> SET TASK
Keep only those lines of the records that include the string "color".

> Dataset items
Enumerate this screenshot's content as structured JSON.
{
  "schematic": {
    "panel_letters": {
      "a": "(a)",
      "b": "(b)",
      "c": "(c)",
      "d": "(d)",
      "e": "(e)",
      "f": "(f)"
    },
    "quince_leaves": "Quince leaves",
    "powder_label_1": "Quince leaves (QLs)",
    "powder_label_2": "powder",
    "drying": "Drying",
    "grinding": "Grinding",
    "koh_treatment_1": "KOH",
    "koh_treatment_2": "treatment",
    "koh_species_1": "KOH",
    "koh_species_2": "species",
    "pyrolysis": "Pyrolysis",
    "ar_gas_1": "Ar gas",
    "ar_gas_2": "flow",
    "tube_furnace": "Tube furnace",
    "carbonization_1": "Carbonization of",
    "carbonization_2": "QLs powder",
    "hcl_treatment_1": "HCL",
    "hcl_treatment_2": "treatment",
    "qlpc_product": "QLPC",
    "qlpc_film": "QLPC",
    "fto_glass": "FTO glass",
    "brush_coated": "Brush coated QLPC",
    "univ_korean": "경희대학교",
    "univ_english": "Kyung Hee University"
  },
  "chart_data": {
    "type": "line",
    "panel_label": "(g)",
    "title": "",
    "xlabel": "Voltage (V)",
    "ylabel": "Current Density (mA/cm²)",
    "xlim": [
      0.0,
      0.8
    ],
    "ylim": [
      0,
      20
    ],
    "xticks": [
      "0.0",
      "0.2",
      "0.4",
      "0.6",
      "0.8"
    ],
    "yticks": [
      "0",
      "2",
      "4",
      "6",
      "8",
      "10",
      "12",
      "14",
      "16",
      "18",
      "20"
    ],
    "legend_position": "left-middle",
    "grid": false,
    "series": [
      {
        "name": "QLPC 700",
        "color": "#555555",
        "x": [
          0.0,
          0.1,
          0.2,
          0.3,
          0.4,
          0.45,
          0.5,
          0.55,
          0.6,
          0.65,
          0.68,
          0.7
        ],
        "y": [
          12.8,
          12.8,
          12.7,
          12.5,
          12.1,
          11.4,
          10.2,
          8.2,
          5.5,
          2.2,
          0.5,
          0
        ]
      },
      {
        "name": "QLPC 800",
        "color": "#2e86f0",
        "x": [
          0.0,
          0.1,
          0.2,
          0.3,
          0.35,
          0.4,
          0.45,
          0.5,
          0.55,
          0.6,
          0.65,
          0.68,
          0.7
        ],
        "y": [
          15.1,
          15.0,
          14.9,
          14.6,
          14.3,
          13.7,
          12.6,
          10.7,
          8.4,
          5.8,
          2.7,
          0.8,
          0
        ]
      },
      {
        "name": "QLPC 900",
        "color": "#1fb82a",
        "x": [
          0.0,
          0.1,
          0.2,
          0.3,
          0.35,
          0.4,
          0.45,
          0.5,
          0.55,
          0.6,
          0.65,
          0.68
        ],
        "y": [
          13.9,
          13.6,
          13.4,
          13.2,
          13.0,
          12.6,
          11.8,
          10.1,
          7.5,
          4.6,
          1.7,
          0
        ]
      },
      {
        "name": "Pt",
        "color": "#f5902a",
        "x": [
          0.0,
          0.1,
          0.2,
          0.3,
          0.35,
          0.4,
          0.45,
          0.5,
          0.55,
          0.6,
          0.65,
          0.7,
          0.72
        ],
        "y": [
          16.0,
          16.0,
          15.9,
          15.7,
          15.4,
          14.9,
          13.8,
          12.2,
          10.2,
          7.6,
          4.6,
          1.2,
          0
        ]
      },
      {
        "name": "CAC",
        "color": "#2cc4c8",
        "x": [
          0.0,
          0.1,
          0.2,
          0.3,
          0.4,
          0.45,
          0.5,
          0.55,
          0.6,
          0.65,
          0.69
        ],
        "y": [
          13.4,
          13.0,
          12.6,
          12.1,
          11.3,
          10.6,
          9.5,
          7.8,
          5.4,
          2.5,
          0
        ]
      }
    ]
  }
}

> TASK RESULT
        "color": "#555555",
        "color": "#2e86f0",
        "color": "#1fb82a",
        "color": "#f5902a",
        "color": "#2cc4c8",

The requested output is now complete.